_Your goal_. Repeat the listing in full. Nothing may be added or left out.

_Dataset excerpts_.
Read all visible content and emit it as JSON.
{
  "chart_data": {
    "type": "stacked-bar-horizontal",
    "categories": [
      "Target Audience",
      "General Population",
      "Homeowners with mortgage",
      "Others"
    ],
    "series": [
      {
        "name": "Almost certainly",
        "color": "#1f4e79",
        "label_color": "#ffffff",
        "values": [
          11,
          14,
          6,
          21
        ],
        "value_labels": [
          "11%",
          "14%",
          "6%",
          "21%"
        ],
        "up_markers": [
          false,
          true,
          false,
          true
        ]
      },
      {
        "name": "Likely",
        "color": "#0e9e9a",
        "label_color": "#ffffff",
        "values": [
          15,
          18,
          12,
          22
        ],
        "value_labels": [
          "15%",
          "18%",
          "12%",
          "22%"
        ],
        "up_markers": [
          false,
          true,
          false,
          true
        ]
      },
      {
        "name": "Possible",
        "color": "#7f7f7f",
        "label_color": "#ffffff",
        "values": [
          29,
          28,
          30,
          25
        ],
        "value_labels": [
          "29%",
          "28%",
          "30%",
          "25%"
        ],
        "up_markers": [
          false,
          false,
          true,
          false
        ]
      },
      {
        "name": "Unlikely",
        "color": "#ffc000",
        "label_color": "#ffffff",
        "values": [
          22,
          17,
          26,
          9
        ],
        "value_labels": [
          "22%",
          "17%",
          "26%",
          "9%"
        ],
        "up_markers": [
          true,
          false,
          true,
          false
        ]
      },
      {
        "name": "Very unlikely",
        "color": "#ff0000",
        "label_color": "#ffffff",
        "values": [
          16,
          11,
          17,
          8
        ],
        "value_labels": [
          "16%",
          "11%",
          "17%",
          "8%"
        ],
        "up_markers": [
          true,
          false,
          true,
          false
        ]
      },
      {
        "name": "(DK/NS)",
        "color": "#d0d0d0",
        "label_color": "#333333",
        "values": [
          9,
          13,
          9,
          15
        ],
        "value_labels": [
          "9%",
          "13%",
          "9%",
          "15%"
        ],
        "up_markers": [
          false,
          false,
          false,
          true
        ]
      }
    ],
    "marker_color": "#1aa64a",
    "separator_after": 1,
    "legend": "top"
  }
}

_Written response_.
Read all visible content and emit it as JSON.
{
  "chart_data": {
    "type": "stacked-bar-horizontal",
    "categories": [
      "Target Audience",
      "General Population",
      "Homeowners with mortgage",
      "Others"
    ],
    "series": [
      {
        "name": "Almost certainly",
        "color": "#1f4e79",
        "label_color": "#ffffff",
        "values": [
          11,
          14,
          6,
          21
        ],
        "value_labels": [
          "11%",
          "14%",
          "6%",
          "21%"
        ],
        "up_markers": [
          false,
          true,
          false,
          true
        ]
      },
      {
        "name": "Likely",
        "color": "#0e9e9a",
        "label_color": "#ffffff",
        "values": [
          15,
          18,
          12,
          22
        ],
        "value_labels": [
          "15%",
          "18%",
          "12%",
          "22%"
        ],
        "up_markers": [
          false,
          true,
          false,
          true
        ]
      },
      {
        "name": "Possible",
        "color": "#7f7f7f",
        "label_color": "#ffffff",
        "values": [
          29,
          28,
          30,
          25
        ],
        "value_labels": [
          "29%",
          "28%",
          "30%",
          "25%"
        ],
        "up_markers": [
          false,
          false,
          true,
          false
        ]
      },
      {
        "name": "Unlikely",
        "color": "#ffc000",
        "label_color": "#ffffff",
        "values": [
          22,
          17,
          26,
          9
        ],
        "value_labels": [
          "22%",
          "17%",
          "26%",
          "9%"
        ],
        "up_markers": [
          true,
          false,
          true,
          false
        ]
      },
      {
        "name": "Very unlikely",
        "color": "#ff0000",
        "label_color": "#ffffff",
        "values": [
          16,
          11,
          17,
          8
        ],
        "value_labels": [
          "16%",
          "11%",
          "17%",
          "8%"
        ],
        "up_markers": [
          true,
          false,
          true,
          false
        ]
      },
      {
        "name": "(DK/NS)",
        "color": "#d0d0d0",
        "label_color": "#333333",
        "values": [
          9,
          13,
          9,
          15
        ],
        "value_labels": [
          "9%",
          "13%",
          "9%",
          "15%"
        ],
        "up_markers": [
          false,
          false,
          false,
          true
        ]
      }
    ],
    "marker_color": "#1aa64a",
    "separator_after": 1,
    "legend": "top"
  }
}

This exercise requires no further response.